Records:

::::::::::

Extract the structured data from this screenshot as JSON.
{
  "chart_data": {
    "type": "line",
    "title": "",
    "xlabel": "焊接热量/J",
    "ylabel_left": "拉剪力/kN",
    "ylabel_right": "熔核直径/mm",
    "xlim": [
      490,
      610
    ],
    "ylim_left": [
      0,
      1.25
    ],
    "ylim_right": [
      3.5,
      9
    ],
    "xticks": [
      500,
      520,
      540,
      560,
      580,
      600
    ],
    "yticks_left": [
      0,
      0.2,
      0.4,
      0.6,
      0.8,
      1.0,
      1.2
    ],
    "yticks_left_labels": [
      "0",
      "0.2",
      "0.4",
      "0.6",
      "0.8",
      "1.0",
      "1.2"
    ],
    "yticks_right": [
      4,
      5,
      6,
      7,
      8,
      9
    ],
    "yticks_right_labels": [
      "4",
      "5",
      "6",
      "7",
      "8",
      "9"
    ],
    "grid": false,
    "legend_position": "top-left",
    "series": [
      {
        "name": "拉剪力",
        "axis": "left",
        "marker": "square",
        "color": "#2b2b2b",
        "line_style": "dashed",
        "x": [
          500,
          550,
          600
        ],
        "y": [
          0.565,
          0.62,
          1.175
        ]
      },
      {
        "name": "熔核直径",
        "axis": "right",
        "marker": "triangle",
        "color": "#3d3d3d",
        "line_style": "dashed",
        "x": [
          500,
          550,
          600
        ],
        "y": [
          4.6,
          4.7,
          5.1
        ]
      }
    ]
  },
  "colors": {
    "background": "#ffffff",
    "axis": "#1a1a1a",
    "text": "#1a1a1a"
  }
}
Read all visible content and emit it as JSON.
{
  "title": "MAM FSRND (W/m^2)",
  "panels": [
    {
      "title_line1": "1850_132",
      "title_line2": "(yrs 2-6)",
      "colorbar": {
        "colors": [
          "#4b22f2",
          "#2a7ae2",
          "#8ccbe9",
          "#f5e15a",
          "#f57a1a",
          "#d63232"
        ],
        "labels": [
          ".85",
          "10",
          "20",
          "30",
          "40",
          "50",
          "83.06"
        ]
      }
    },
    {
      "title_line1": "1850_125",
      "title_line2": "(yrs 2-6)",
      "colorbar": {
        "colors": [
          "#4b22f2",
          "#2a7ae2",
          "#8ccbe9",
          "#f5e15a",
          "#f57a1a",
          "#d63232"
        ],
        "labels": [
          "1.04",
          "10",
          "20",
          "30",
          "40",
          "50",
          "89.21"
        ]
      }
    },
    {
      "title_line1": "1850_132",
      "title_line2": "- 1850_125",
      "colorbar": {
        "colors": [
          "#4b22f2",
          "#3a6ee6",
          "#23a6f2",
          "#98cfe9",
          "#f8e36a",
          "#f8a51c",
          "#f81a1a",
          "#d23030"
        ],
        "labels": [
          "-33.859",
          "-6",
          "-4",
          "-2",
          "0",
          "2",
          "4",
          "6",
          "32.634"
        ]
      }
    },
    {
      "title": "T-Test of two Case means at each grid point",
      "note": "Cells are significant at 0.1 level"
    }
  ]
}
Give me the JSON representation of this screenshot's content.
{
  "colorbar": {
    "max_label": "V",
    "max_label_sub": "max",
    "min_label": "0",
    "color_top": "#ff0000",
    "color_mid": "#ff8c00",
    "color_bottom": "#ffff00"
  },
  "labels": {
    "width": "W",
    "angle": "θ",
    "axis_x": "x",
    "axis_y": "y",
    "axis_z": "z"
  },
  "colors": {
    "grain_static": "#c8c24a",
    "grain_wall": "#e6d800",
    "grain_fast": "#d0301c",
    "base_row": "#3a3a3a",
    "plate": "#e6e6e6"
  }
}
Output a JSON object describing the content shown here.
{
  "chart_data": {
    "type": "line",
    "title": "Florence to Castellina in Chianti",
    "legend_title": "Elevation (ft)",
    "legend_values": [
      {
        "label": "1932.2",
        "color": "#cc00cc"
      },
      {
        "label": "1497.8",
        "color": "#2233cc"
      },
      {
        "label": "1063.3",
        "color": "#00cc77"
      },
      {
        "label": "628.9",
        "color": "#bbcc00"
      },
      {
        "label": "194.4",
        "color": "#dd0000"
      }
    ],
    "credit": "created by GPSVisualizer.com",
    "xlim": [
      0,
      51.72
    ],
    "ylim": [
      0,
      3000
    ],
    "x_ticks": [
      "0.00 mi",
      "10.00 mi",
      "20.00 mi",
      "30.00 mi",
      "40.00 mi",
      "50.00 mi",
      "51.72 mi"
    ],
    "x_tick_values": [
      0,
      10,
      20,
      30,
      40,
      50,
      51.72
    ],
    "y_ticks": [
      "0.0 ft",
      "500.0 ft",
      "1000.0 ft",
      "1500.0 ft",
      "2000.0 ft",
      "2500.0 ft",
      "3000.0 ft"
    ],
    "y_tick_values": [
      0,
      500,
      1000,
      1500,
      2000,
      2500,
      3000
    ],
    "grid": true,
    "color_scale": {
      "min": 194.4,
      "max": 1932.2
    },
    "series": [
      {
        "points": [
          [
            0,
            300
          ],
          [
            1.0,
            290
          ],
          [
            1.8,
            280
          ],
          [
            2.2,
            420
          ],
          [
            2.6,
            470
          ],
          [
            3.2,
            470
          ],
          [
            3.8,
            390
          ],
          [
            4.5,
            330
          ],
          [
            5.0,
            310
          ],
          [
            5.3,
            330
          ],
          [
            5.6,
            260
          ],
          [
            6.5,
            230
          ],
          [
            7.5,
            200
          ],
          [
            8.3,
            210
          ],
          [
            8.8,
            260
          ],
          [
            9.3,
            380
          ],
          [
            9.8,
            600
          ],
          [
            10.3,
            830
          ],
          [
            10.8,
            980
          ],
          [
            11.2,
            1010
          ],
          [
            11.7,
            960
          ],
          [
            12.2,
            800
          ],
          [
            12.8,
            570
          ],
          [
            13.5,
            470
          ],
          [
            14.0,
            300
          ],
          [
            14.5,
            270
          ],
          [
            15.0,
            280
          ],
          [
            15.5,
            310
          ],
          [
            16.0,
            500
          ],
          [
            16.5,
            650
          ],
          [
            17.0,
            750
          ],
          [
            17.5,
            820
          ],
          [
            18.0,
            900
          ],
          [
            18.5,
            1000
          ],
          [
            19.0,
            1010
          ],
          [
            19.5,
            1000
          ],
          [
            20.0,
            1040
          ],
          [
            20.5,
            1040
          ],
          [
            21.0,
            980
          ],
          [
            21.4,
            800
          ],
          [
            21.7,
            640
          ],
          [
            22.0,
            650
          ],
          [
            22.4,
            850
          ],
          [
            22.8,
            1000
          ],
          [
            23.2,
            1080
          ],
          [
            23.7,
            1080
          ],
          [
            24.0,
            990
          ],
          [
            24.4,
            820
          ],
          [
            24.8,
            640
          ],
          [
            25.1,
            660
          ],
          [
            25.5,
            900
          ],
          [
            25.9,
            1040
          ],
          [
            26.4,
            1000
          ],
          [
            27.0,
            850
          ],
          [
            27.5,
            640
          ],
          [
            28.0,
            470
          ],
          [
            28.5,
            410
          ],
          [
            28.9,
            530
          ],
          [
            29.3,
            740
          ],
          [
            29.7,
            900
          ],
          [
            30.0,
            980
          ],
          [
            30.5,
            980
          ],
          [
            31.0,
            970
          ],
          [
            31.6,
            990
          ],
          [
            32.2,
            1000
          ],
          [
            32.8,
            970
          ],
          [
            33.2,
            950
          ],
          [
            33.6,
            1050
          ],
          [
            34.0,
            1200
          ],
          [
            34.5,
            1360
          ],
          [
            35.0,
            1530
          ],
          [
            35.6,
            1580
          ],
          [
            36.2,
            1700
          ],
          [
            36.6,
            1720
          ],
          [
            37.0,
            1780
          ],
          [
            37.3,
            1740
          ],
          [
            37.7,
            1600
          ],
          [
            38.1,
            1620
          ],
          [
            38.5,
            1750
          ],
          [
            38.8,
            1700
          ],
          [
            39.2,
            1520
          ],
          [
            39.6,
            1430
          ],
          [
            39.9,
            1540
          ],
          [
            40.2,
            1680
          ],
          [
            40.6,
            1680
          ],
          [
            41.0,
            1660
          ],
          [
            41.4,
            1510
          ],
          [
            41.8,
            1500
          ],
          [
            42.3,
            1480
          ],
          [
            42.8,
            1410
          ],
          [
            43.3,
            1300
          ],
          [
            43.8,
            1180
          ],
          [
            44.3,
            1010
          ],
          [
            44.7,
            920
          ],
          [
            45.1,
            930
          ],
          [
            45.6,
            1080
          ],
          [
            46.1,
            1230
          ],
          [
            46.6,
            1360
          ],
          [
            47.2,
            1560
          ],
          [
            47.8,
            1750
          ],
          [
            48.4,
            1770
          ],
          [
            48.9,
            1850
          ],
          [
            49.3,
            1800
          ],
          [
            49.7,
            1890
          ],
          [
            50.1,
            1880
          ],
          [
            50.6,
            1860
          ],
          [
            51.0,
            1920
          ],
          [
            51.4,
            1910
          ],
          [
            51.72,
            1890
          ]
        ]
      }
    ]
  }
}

::::::::::

* Task directions
Each line above that includes "grid" should be shown.

* Solution to this task
    "grid": false,
      "title": "T-Test of two Case means at each grid point",
    "grid": true,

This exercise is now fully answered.